SET OF TASKS:
1/ Answer these questions from the passage on Kenya:
(a) Who said that the victory of the people of Kenya is a victory for all the people of Africa?
(b) At what event did she say it?
(c) What kind of significance does the passage say Kenya has always possessed?
2/ Repeat word for word the stretch of the passage on Kenya from "Things finally seemed" through "populous African countries.".
3/ Write the next part of the passage on Kenya, picking up after its final sentence.

READING TEXT:
┄┄┄┄┄┄┄┄┄┄┄┄┄┄┄┄┄┄┄┄
Things finally seemed to be going right for Kenya, and the news spread beyond the country's borders like a warm glow. ‘The victory of the people of Kenya is a victory for all the people of Africa,' South Africa's first lady, Zanele Mbeki, pronounced at Kibaki's swearing-in, and she was right. For Kenya is one of a handful of African nations which have always possessed a significance out of keeping with their size and population, whose twists and turns are monitored by outsiders for clues as to which direction the continent itself is taking. Somehow, what happens here matters more to the world outside than what happens in many larger, richer, more populous African countries.
┄┄┄┄┄┄┄┄┄┄┄┄┄┄┄┄┄┄┄┄
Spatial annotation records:

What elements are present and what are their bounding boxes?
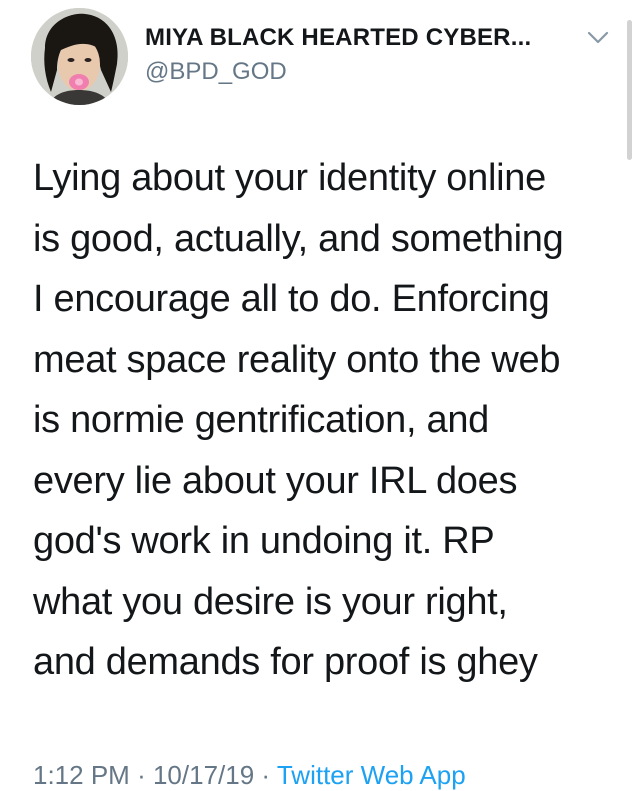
tweet-date[interactable]: 10/17/19 [153,760,254,790]
chevron-down-icon[interactable] [586,28,610,48]
tweet-source-link[interactable]: Twitter Web App [277,760,466,790]
scrollbar[interactable] [627,20,632,160]
tweet-line: and demands for proof is ghey [33,641,538,683]
tweet-line: Lying about your identity online [33,157,546,199]
tweet-line: god's work in undoing it. RP [33,520,495,562]
meta-separator: · [261,760,271,790]
tweet-time[interactable]: 1:12 PM [33,760,130,790]
tweet-line: what you desire is your right, [33,580,508,623]
author-handle[interactable]: @BPD_GOD [145,58,287,86]
tweet-line: every lie about your IRL does [33,459,518,502]
meta-separator: · [137,760,146,790]
tweet-line: is good, actually, and something [33,217,564,260]
profile-photo-icon [31,8,128,105]
avatar[interactable] [31,8,128,105]
tweet-metadata: 1:12 PM · 10/17/19 · Twitter Web App [33,760,466,791]
tweet-line: is normie gentrification, and [33,399,489,441]
author-display-name[interactable]: MIYA BLACK HEARTED CYBER... [145,24,531,52]
tweet-text: Lying about your identity online is good… [33,148,623,693]
tweet-line: I encourage all to do. Enforcing [33,278,550,320]
tweet-line: meat space reality onto the web [33,338,561,381]
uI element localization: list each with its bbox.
┄┄┄┄┄┄┄┄┄┄┄┄┄┄┄┄┄┄┄┄
THE RESULTS:
1/
(a) Zanele Mbeki, South Africa's first lady.
(b) At Kibaki's swearing-in.
(c) A significance out of keeping with its size and population.

2/
Things finally seemed to be going right for Kenya, and the news spread beyond the country's borders like a warm glow. ‘The victory of the people of Kenya is a victory for all the people of Africa,' South Africa's first lady, Zanele Mbeki, pronounced at Kibaki's swearing-in, and she was right. For Kenya is one of a handful of African nations which have always possessed a significance out of keeping with their size and population, whose twists and turns are monitored by outsiders for clues as to which direction the continent itself is taking. Somehow, what happens here matters more to the world outside than what happens in many larger, richer, more populous African countries.

3/
This pre-eminence can in part be traced to Britain's colonial role and the astonishingly resilient memory of ‘a sunny land for shady people', where English aristocrats swapped wives and downed gin-and-tonics while snorting quantities of recreational drugs. Long before Barack Obama's ancestry came to intrigue the Western public, a pith-helmeted fantasy woven from Ernest Hemingway's tales and Martha Gellhorn's writings, the escapades of the Delamere family, stories of the man-eating lions of Tsavo, Karen Blixen's
Out of Africa
and the White Mischief cliché–all references irrelevant to ordinary Kenyans but stubbornly sustained by the tourism industry–guaranteed the country a level of brand recognition other African states could only dream about.

But there are less romantic reasons for Kenya's disproportionately high profile. The most advanced economy in the region–thanks in part to the network of roads, cities, railroads and ports left by the British–Kenya has held linchpin status ever since independence by mere dint of what it is not. It has never been Uganda, where Idi Amin and Milton Obote demonstrated how brutal post-colonial rule could turn; or Rwanda, mourning a genocide that left nearly a million dead; or Sudan, venue for one of the continent's longest civil wars. In place of Ethiopia's feeding stations and Somalia's feuding warlords, it offered safari parks and five-star coastal hotels. Kenya's dysfunctional neighbours have always made it look good in comparison.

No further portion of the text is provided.